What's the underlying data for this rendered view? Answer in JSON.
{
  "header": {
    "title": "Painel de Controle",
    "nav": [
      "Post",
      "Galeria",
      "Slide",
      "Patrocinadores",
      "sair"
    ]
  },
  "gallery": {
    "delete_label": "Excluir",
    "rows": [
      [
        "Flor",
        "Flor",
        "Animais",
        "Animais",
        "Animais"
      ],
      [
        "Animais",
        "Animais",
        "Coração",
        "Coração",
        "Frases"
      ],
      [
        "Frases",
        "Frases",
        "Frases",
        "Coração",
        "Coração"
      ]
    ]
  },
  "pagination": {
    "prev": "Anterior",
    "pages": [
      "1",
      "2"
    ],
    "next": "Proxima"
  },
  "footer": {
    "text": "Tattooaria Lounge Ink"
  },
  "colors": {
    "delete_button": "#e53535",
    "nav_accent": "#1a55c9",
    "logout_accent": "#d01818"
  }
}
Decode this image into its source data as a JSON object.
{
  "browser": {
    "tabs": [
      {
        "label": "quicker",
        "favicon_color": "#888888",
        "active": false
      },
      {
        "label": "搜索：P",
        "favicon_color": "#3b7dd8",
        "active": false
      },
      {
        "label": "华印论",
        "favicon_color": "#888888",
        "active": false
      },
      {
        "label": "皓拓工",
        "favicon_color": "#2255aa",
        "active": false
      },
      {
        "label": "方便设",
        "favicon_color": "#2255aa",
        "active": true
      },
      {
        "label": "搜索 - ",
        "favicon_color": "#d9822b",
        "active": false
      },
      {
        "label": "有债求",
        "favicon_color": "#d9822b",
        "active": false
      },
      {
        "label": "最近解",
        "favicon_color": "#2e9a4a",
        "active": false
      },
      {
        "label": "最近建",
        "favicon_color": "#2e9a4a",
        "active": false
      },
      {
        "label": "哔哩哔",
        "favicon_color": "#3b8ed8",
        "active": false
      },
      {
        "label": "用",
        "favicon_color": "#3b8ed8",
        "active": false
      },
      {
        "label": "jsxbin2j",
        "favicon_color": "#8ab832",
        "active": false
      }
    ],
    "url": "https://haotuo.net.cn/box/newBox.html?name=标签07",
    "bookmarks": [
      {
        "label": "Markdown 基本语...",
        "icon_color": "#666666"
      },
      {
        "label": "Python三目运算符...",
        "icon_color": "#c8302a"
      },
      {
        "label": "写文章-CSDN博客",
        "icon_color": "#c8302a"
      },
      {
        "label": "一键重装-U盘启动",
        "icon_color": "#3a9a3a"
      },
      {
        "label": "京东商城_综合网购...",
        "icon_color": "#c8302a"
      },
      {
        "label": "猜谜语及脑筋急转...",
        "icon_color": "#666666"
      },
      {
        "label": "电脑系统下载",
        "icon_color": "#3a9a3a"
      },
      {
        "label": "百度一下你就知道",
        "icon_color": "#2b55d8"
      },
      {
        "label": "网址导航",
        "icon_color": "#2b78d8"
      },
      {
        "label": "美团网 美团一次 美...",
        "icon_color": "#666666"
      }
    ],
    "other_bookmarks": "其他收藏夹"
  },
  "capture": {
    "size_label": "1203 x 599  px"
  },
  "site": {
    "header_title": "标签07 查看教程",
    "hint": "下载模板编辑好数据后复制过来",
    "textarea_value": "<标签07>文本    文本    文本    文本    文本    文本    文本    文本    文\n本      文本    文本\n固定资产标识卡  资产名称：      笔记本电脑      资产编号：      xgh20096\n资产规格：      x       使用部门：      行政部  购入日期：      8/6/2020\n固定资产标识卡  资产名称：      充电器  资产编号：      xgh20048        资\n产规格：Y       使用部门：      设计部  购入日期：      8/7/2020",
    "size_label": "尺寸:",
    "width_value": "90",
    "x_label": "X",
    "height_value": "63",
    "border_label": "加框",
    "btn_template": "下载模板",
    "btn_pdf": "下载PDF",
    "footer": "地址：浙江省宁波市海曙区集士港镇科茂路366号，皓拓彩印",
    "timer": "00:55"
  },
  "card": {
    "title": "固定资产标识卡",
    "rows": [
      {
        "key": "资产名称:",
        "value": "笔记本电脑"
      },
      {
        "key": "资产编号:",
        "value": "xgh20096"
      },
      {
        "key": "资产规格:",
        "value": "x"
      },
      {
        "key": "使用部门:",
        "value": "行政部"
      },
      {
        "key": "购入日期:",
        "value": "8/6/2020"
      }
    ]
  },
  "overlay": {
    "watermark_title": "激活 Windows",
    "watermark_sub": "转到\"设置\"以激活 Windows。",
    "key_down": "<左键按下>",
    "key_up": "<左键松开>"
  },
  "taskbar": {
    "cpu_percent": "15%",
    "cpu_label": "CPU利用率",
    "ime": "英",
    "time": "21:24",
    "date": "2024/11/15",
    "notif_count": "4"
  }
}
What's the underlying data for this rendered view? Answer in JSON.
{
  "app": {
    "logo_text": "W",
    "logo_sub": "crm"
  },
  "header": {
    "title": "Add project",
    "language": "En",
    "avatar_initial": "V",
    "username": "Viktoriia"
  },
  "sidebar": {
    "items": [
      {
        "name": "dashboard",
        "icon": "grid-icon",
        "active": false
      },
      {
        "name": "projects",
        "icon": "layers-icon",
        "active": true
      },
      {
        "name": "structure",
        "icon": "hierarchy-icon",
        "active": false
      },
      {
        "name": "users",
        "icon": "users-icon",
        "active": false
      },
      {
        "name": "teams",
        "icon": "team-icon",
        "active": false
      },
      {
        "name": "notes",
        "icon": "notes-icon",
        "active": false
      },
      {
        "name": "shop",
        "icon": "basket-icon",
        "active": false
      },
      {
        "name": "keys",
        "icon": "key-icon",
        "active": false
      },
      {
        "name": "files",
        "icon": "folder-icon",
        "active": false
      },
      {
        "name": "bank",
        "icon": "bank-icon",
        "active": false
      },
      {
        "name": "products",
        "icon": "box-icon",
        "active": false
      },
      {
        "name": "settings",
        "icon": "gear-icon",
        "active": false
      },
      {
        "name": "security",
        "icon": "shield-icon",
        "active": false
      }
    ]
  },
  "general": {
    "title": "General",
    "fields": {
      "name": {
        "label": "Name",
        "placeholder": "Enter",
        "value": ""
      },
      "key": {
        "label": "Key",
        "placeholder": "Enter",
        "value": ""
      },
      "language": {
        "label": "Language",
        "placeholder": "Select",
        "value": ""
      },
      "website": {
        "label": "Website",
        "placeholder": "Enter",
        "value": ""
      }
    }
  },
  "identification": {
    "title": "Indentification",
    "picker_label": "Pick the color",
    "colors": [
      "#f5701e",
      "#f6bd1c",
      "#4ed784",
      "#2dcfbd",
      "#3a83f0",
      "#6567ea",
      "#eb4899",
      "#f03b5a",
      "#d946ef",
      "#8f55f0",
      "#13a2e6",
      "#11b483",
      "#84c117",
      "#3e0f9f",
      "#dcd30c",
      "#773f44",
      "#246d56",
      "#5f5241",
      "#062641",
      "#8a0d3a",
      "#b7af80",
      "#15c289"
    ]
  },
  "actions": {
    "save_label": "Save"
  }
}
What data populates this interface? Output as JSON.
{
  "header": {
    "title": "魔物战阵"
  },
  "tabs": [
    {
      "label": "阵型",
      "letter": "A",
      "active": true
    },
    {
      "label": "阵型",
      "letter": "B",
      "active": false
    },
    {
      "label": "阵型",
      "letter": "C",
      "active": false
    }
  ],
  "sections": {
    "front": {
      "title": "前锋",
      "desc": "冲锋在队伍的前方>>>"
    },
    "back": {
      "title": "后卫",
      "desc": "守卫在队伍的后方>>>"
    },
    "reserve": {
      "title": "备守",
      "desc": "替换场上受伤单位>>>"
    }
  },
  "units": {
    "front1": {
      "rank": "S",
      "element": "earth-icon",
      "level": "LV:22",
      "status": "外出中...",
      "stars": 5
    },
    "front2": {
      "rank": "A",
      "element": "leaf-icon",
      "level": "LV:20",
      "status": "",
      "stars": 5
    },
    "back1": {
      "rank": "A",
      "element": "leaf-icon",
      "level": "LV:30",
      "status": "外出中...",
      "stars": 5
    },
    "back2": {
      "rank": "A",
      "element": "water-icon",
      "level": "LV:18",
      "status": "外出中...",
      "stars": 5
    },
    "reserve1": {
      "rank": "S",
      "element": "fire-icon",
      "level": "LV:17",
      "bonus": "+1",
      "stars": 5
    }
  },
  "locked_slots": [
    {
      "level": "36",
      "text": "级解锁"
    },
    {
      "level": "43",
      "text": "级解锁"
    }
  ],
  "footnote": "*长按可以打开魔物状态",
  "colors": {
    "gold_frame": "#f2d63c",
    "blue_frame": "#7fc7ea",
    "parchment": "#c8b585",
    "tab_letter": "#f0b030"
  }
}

▶ Required work
Locate each line with the word "footer" and copy it.

▶ Written response
  "footer": {
    "footer": "地址：浙江省宁波市海曙区集士港镇科茂路366号，皓拓彩印",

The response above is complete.